Exercise inputs -
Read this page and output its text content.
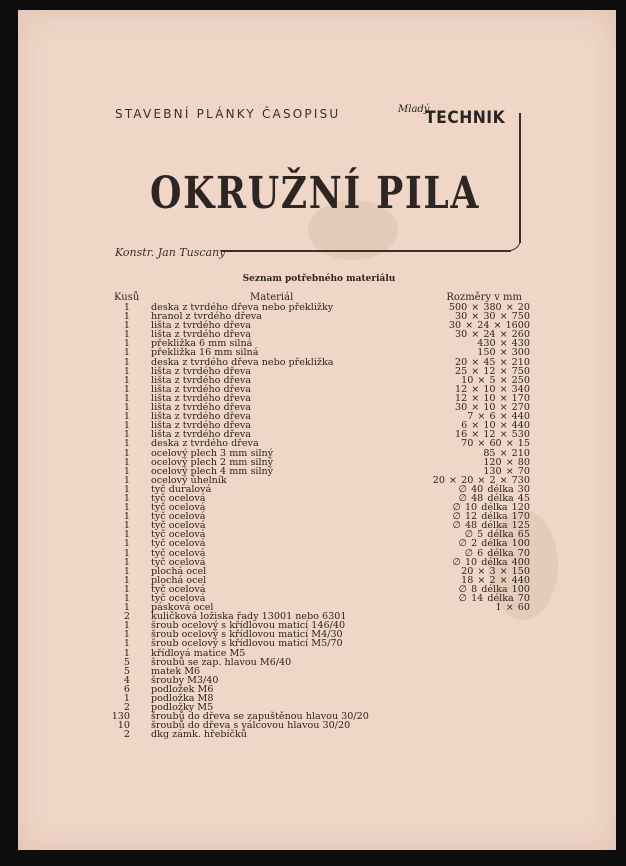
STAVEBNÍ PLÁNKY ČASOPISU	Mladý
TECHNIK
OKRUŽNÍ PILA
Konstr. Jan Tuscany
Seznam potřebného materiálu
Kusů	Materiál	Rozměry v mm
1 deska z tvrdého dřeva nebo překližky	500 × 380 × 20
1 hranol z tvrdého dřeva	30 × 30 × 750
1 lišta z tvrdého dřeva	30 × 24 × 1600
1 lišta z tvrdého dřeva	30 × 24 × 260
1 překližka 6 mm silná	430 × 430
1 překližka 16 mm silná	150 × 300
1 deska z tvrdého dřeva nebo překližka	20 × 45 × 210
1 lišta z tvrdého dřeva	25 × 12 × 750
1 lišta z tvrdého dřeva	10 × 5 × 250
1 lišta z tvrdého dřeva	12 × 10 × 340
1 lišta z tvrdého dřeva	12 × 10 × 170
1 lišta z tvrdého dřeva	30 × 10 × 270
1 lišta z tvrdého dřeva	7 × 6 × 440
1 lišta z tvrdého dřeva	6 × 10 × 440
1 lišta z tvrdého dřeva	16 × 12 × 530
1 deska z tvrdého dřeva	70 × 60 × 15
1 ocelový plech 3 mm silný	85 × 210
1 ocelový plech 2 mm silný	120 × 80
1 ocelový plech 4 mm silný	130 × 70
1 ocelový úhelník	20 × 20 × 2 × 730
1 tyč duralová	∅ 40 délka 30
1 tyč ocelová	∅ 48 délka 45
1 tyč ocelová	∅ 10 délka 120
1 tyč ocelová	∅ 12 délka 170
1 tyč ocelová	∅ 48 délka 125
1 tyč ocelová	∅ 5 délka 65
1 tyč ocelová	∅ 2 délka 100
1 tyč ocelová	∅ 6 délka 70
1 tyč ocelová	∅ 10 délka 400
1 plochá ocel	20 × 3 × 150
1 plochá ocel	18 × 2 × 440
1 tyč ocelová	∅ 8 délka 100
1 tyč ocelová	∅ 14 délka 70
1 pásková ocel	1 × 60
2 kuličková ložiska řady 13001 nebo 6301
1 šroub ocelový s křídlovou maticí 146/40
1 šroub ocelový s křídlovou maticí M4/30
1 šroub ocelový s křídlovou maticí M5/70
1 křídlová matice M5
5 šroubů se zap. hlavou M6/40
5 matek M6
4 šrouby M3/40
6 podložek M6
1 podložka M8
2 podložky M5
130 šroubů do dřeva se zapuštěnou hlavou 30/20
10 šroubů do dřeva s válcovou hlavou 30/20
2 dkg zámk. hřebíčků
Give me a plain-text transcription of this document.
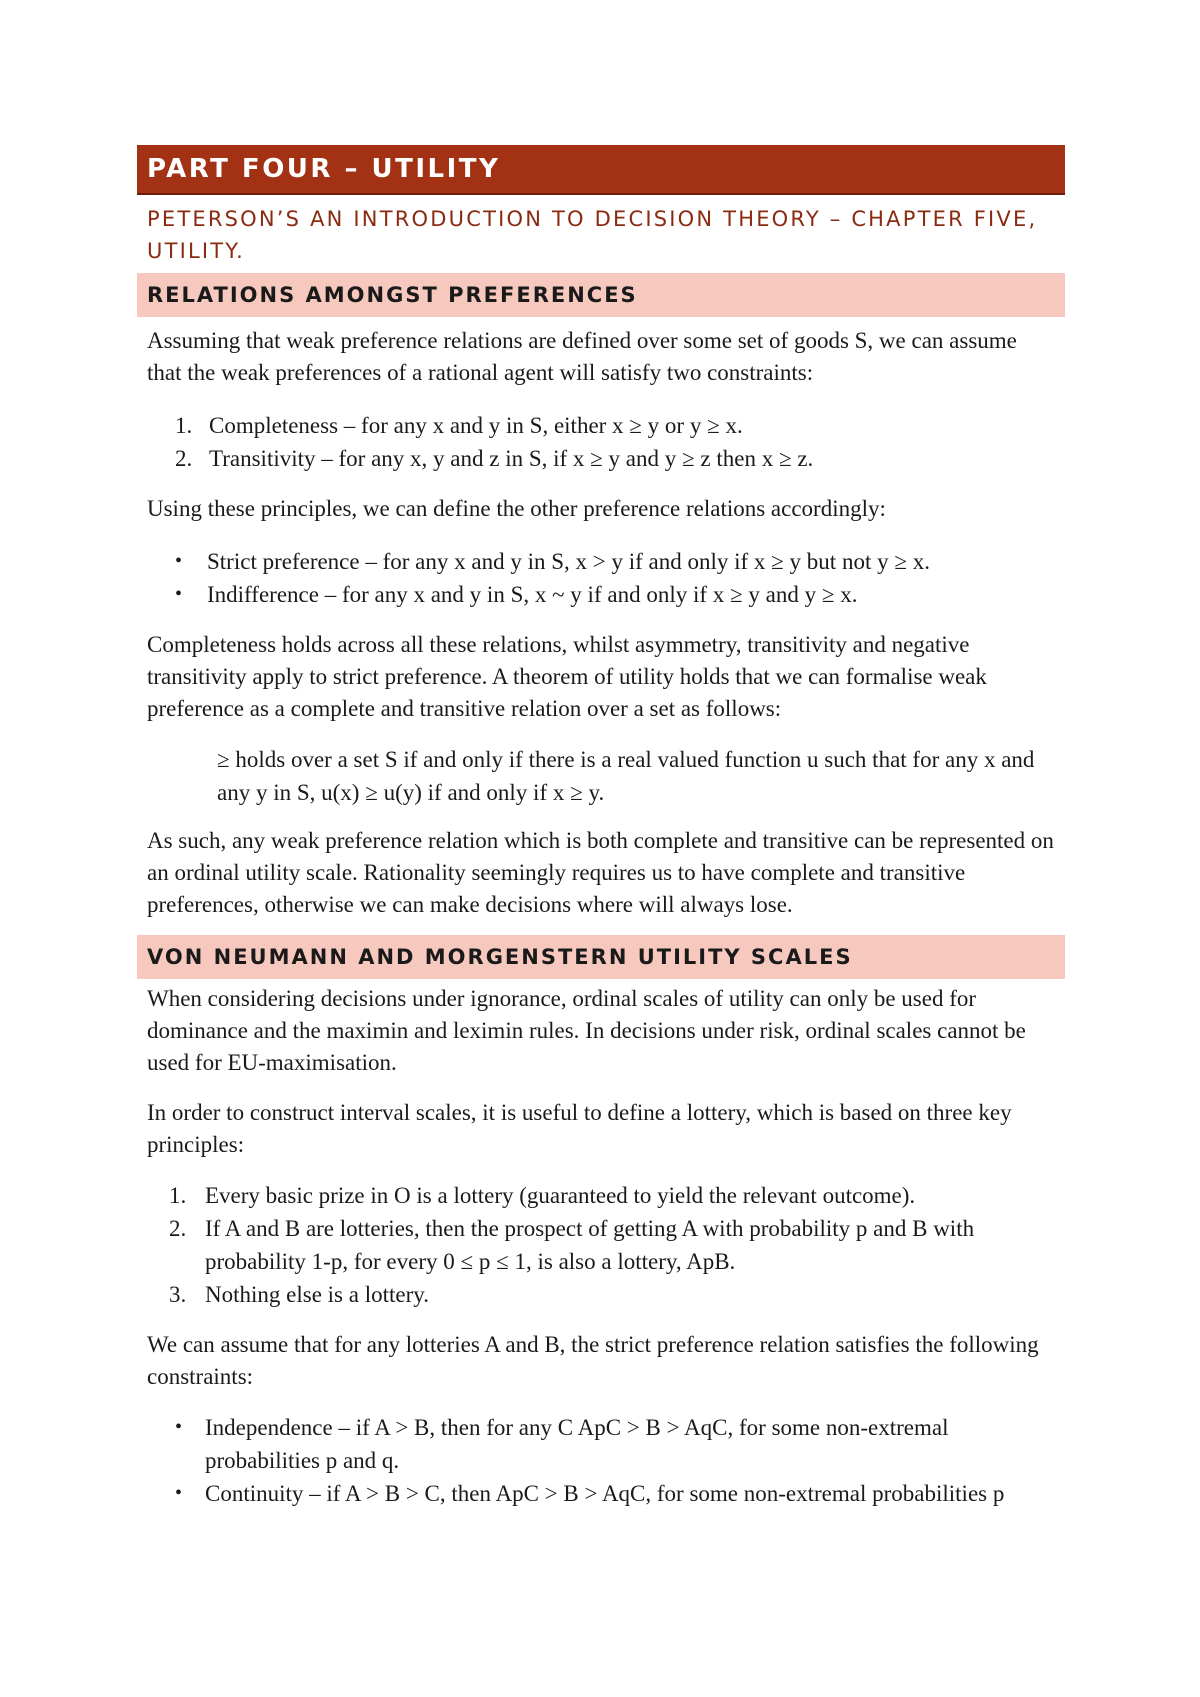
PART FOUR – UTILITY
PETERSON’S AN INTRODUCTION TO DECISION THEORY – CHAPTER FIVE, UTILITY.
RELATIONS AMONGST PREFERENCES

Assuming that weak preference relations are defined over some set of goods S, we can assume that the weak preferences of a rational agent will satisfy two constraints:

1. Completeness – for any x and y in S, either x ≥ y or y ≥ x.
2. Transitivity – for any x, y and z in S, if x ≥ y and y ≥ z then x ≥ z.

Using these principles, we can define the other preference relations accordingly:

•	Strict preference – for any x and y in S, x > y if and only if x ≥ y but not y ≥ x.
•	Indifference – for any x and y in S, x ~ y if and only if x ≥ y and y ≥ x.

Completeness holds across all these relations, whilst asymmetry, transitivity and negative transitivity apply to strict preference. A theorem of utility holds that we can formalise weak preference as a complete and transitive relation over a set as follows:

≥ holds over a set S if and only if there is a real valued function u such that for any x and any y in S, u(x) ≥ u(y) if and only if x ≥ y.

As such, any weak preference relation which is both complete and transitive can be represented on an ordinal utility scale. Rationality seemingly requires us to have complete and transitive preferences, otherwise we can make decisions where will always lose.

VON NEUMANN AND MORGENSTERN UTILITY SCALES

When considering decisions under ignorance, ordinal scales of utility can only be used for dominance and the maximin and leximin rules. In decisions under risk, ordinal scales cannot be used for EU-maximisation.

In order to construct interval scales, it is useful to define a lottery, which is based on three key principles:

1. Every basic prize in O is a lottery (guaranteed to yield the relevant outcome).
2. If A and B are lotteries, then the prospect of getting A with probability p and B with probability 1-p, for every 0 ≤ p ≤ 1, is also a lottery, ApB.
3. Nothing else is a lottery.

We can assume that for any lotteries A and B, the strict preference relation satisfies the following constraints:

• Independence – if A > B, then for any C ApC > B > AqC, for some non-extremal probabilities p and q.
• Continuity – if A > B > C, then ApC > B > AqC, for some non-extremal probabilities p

Exercise requirements -
Copy out each line of the entries that holds "will".

Answer to this problem -
Assuming that weak preference relations are defined over some set of goods S, we can assume that the weak preferences of a rational agent will satisfy two constraints:
As such, any weak preference relation which is both complete and transitive can be represented on an ordinal utility scale. Rationality seemingly requires us to have complete and transitive preferences, otherwise we can make decisions where will always lose.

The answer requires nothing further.